Input material start

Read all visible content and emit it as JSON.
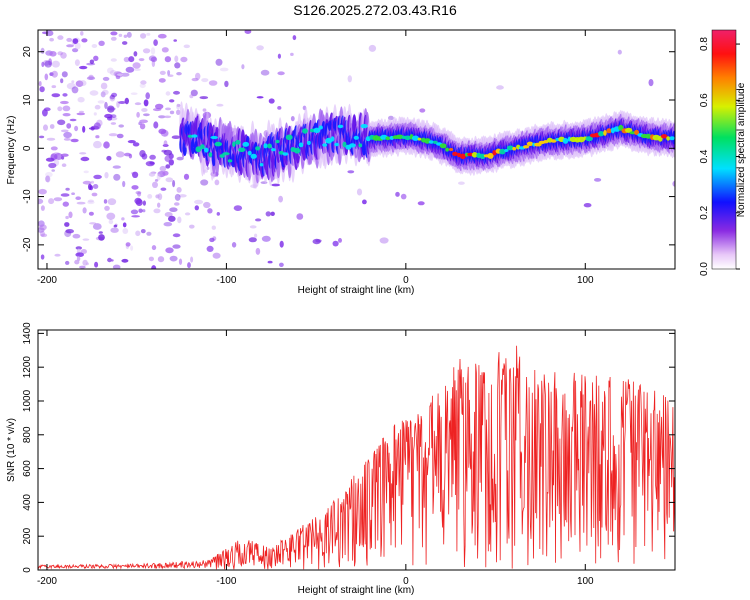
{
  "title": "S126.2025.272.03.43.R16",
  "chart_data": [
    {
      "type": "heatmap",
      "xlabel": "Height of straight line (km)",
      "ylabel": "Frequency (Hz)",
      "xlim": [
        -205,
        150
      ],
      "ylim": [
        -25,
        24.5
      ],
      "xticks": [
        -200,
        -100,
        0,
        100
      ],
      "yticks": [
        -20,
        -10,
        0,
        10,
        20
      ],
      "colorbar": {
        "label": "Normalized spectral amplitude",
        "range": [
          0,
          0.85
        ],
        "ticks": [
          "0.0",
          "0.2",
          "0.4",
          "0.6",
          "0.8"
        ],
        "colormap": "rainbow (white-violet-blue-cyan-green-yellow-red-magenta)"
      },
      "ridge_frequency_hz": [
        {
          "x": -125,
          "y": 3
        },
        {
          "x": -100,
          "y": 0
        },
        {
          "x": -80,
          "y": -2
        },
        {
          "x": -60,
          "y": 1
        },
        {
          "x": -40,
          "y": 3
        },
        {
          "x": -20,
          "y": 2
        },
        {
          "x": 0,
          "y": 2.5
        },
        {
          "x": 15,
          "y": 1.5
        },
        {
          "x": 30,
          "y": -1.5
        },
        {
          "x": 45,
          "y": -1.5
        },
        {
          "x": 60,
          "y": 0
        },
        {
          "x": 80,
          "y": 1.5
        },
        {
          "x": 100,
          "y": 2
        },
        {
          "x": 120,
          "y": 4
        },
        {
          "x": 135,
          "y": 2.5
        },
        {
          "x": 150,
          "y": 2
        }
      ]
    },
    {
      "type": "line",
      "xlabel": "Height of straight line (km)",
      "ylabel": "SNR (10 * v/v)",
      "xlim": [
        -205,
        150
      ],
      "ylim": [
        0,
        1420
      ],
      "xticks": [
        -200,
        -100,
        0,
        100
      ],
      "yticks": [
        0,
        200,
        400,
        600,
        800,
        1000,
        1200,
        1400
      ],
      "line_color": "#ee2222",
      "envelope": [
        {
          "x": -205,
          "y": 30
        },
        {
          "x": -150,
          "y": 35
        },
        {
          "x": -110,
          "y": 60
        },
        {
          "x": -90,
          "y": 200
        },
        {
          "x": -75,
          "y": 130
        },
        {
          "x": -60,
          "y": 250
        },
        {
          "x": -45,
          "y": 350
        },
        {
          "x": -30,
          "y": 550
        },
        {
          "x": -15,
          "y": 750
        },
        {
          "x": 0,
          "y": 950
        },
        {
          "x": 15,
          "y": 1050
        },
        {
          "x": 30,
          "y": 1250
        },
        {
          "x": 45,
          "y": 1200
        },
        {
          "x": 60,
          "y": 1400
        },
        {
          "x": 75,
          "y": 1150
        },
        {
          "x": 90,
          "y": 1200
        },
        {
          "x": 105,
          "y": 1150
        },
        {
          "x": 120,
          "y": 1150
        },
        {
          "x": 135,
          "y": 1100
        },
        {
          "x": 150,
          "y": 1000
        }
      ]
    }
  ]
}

Input material end

▶ Requirements
Set the listing down in full and exactly. Pictures within it should not appear in the copy.

▶ Answer for the task
Read all visible content and emit it as JSON.
{
  "title": "S126.2025.272.03.43.R16",
  "chart_data": [
    {
      "type": "heatmap",
      "xlabel": "Height of straight line (km)",
      "ylabel": "Frequency (Hz)",
      "xlim": [
        -205,
        150
      ],
      "ylim": [
        -25,
        24.5
      ],
      "xticks": [
        -200,
        -100,
        0,
        100
      ],
      "yticks": [
        -20,
        -10,
        0,
        10,
        20
      ],
      "colorbar": {
        "label": "Normalized spectral amplitude",
        "range": [
          0,
          0.85
        ],
        "ticks": [
          "0.0",
          "0.2",
          "0.4",
          "0.6",
          "0.8"
        ],
        "colormap": "rainbow (white-violet-blue-cyan-green-yellow-red-magenta)"
      },
      "ridge_frequency_hz": [
        {
          "x": -125,
          "y": 3
        },
        {
          "x": -100,
          "y": 0
        },
        {
          "x": -80,
          "y": -2
        },
        {
          "x": -60,
          "y": 1
        },
        {
          "x": -40,
          "y": 3
        },
        {
          "x": -20,
          "y": 2
        },
        {
          "x": 0,
          "y": 2.5
        },
        {
          "x": 15,
          "y": 1.5
        },
        {
          "x": 30,
          "y": -1.5
        },
        {
          "x": 45,
          "y": -1.5
        },
        {
          "x": 60,
          "y": 0
        },
        {
          "x": 80,
          "y": 1.5
        },
        {
          "x": 100,
          "y": 2
        },
        {
          "x": 120,
          "y": 4
        },
        {
          "x": 135,
          "y": 2.5
        },
        {
          "x": 150,
          "y": 2
        }
      ]
    },
    {
      "type": "line",
      "xlabel": "Height of straight line (km)",
      "ylabel": "SNR (10 * v/v)",
      "xlim": [
        -205,
        150
      ],
      "ylim": [
        0,
        1420
      ],
      "xticks": [
        -200,
        -100,
        0,
        100
      ],
      "yticks": [
        0,
        200,
        400,
        600,
        800,
        1000,
        1200,
        1400
      ],
      "line_color": "#ee2222",
      "envelope": [
        {
          "x": -205,
          "y": 30
        },
        {
          "x": -150,
          "y": 35
        },
        {
          "x": -110,
          "y": 60
        },
        {
          "x": -90,
          "y": 200
        },
        {
          "x": -75,
          "y": 130
        },
        {
          "x": -60,
          "y": 250
        },
        {
          "x": -45,
          "y": 350
        },
        {
          "x": -30,
          "y": 550
        },
        {
          "x": -15,
          "y": 750
        },
        {
          "x": 0,
          "y": 950
        },
        {
          "x": 15,
          "y": 1050
        },
        {
          "x": 30,
          "y": 1250
        },
        {
          "x": 45,
          "y": 1200
        },
        {
          "x": 60,
          "y": 1400
        },
        {
          "x": 75,
          "y": 1150
        },
        {
          "x": 90,
          "y": 1200
        },
        {
          "x": 105,
          "y": 1150
        },
        {
          "x": 120,
          "y": 1150
        },
        {
          "x": 135,
          "y": 1100
        },
        {
          "x": 150,
          "y": 1000
        }
      ]
    }
  ]
}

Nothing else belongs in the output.